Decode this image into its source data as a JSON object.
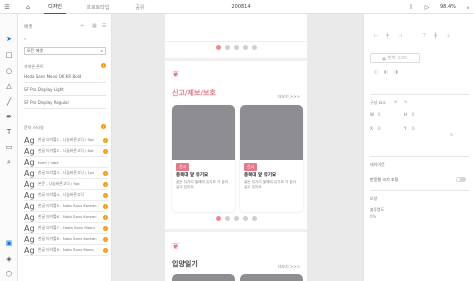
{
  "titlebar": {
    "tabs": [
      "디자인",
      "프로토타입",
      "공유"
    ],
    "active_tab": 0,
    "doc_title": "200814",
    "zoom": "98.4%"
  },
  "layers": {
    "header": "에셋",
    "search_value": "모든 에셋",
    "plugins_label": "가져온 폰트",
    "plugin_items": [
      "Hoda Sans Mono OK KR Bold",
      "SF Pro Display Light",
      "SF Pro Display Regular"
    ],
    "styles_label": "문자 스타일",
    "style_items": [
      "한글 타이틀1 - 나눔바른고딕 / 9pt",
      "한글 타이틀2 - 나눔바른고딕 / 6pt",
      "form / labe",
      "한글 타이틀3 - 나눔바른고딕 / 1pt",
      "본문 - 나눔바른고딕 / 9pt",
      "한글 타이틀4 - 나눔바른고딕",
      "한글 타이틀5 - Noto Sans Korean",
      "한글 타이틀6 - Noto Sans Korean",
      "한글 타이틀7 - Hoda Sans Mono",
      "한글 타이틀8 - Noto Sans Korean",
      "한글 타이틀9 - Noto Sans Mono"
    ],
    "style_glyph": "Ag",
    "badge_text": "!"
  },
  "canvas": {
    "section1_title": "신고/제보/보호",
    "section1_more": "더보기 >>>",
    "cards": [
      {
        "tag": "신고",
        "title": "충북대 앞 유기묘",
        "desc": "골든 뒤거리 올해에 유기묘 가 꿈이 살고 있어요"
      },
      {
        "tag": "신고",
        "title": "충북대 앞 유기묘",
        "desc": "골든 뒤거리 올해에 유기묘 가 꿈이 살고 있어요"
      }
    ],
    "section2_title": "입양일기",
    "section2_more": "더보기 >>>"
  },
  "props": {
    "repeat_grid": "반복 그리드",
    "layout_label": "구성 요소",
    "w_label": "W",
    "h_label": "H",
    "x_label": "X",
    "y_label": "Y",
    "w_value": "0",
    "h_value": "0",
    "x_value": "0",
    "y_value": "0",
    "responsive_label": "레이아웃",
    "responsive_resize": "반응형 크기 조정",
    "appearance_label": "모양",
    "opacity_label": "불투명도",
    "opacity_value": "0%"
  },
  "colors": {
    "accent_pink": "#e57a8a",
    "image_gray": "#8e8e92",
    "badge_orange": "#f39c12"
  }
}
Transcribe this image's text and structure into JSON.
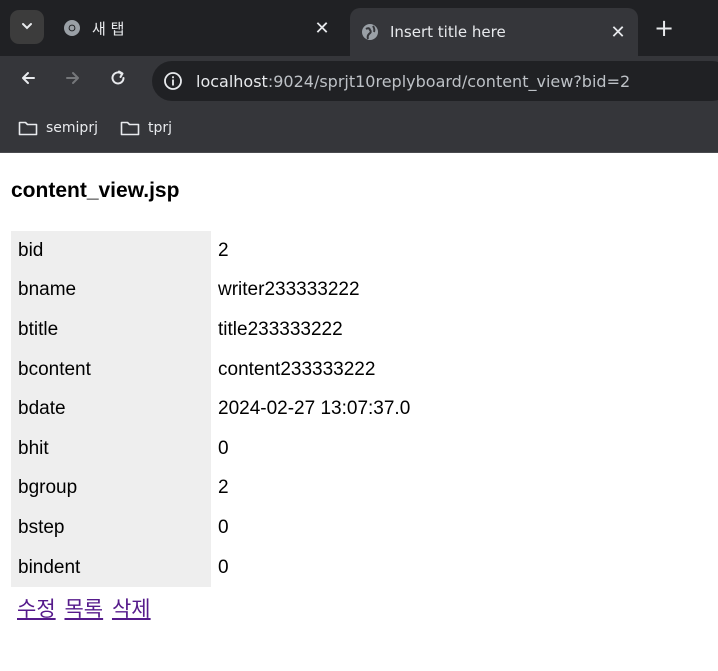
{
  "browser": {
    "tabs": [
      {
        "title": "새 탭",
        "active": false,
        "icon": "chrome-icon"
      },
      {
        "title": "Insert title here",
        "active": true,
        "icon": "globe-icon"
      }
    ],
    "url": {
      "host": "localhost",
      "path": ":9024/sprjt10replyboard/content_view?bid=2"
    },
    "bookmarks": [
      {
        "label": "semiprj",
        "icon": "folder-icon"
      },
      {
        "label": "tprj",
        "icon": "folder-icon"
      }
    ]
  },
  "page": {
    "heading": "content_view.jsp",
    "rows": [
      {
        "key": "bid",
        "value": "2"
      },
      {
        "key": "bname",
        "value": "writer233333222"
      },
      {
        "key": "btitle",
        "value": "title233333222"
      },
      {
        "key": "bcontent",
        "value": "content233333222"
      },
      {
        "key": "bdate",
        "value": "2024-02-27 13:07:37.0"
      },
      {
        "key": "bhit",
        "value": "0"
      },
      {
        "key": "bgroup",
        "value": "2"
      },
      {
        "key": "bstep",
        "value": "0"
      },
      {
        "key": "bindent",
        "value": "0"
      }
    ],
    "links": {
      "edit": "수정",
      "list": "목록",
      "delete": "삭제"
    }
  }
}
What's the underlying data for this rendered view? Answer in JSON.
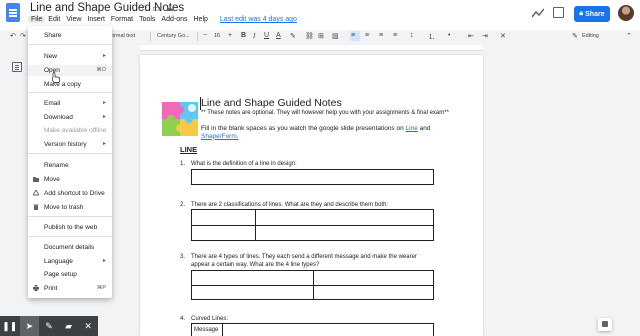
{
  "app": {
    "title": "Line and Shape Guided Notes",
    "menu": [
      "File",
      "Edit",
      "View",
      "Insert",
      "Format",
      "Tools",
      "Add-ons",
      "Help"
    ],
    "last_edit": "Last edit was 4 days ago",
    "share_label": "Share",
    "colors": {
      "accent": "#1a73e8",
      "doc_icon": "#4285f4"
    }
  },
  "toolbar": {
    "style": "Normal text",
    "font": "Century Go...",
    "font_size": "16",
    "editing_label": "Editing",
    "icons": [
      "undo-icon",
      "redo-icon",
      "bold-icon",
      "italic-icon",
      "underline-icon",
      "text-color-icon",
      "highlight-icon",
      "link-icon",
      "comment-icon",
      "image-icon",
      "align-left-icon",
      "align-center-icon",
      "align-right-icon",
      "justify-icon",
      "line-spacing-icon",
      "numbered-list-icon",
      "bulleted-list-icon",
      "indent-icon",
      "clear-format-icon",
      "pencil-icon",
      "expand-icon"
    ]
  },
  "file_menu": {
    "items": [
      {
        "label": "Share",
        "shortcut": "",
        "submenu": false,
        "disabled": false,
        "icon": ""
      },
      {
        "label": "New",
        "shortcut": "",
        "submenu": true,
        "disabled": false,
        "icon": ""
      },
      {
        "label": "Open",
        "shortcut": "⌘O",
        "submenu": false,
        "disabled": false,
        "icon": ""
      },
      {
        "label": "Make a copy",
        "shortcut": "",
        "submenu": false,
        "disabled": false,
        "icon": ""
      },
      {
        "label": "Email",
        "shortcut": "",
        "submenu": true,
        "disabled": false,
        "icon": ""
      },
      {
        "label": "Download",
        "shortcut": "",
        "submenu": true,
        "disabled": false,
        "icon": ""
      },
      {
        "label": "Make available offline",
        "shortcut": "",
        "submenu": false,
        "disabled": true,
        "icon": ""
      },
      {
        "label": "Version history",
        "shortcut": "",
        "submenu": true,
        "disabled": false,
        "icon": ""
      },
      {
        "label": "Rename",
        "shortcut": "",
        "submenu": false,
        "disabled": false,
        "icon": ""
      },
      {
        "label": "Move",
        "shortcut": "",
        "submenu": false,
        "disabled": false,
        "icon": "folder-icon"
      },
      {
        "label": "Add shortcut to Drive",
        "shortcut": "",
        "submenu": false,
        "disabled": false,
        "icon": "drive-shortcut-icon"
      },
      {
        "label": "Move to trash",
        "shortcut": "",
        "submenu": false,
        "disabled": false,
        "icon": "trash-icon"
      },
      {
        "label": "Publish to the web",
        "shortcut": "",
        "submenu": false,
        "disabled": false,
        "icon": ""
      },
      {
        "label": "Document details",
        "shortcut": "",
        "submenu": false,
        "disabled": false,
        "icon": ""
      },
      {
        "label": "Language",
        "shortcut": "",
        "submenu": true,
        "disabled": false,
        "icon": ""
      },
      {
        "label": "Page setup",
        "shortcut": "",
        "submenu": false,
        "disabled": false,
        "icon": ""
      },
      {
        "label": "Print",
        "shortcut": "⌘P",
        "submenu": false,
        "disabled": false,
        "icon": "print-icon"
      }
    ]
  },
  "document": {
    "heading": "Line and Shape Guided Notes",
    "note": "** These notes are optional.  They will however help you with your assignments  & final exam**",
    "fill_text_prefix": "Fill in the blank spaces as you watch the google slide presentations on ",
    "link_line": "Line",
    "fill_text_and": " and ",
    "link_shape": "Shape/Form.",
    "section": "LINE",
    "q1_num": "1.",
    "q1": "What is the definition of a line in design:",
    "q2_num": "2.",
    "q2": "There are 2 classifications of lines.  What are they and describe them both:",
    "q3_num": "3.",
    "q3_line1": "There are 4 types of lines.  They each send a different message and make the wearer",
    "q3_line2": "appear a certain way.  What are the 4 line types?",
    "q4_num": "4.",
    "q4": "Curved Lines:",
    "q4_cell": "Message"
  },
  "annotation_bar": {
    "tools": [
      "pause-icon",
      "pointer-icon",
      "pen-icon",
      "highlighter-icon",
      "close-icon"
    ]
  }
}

...

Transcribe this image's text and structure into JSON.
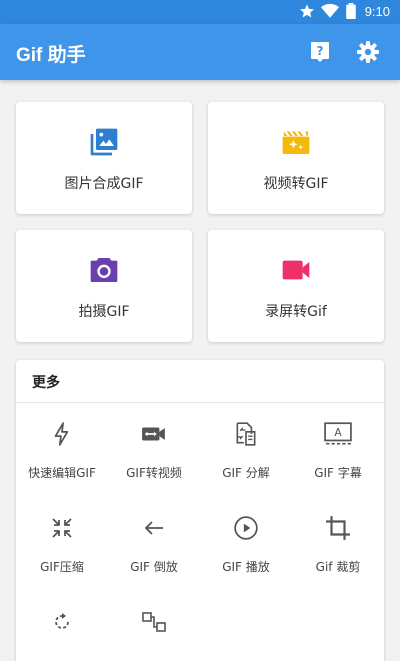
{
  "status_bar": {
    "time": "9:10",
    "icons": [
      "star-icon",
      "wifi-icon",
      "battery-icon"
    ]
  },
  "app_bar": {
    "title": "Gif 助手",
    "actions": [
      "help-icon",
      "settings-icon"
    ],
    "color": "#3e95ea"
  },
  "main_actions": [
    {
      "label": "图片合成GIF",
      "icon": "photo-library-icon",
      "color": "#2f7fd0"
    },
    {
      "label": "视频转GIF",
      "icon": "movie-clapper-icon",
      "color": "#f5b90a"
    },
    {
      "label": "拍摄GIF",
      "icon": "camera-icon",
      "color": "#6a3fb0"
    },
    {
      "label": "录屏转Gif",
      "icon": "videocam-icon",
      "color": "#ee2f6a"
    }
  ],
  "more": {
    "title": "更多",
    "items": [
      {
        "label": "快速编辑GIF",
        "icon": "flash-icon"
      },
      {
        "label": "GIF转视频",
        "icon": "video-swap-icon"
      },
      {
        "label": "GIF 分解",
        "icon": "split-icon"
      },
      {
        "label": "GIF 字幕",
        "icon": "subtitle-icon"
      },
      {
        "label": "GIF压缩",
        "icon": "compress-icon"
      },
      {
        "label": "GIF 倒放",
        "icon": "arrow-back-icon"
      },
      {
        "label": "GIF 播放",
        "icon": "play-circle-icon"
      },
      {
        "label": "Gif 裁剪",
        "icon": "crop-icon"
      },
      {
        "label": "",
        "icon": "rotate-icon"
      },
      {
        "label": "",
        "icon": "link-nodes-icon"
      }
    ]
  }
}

- INSTRUCTION
Copy all the lines above that hold the string "Hoda".

- RESULT OF THIS EXERCISE
      "Hoda Sans Mono OK KR Bold",
      "한글 타이틀7 - Hoda Sans Mono",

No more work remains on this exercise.